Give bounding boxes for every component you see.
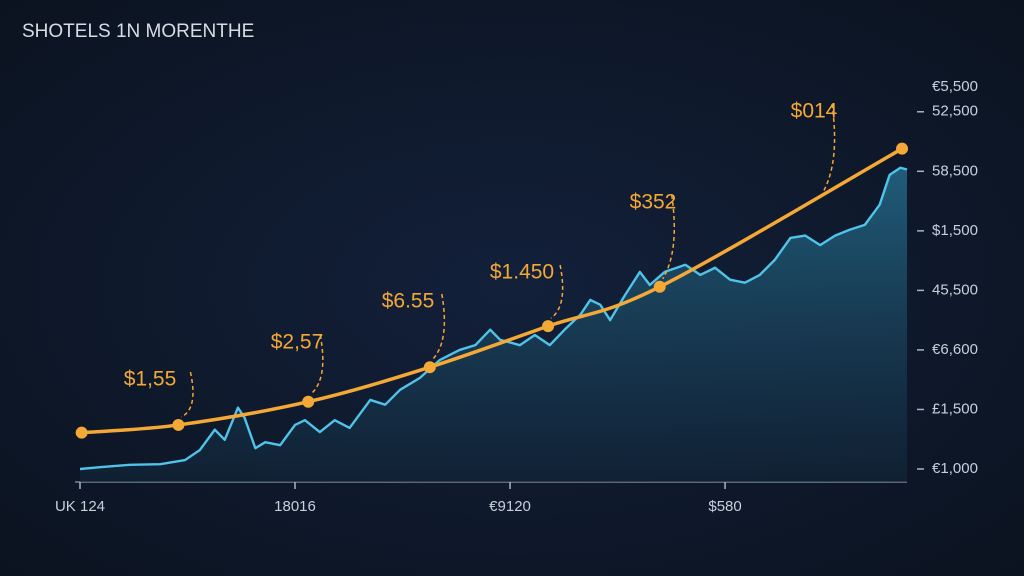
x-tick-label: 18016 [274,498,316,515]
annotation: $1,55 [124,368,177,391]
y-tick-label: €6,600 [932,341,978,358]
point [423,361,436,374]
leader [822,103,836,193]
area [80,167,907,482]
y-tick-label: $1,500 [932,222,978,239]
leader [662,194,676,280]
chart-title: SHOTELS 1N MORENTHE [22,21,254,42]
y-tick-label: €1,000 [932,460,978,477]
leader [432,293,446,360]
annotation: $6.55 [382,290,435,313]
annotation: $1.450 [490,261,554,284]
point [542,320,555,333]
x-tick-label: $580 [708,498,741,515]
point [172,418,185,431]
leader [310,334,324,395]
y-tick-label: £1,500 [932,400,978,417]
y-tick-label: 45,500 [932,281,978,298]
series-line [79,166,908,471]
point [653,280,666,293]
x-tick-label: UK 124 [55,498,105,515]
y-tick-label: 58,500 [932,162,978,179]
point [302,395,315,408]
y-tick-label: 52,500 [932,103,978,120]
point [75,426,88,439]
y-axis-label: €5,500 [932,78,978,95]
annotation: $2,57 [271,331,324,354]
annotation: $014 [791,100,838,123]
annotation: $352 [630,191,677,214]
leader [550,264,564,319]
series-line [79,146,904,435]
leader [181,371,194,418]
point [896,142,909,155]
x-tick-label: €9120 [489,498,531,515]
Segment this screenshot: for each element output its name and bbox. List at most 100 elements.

★ ★ ★

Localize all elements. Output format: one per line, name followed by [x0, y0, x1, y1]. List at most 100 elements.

★ ★ ★

#### [Description of the task]
Copy out the part of the data that opens with the line containing "Give bounding boxes" and closes with the line containing "point [653,280,666,293]", both lines included. Leave out any pictures.

#### [Solution]
Give bounding boxes for every component you see.
x-tick-label: 18016 [274,498,316,515]
annotation: $1,55 [124,368,177,391]
y-tick-label: €6,600 [932,341,978,358]
point [423,361,436,374]
leader [822,103,836,193]
area [80,167,907,482]
y-tick-label: $1,500 [932,222,978,239]
leader [662,194,676,280]
chart-title: SHOTELS 1N MORENTHE [22,21,254,42]
y-tick-label: €1,000 [932,460,978,477]
leader [432,293,446,360]
annotation: $6.55 [382,290,435,313]
annotation: $1.450 [490,261,554,284]
point [542,320,555,333]
x-tick-label: $580 [708,498,741,515]
point [172,418,185,431]
leader [310,334,324,395]
y-tick-label: £1,500 [932,400,978,417]
y-tick-label: 45,500 [932,281,978,298]
series-line [79,166,908,471]
point [653,280,666,293]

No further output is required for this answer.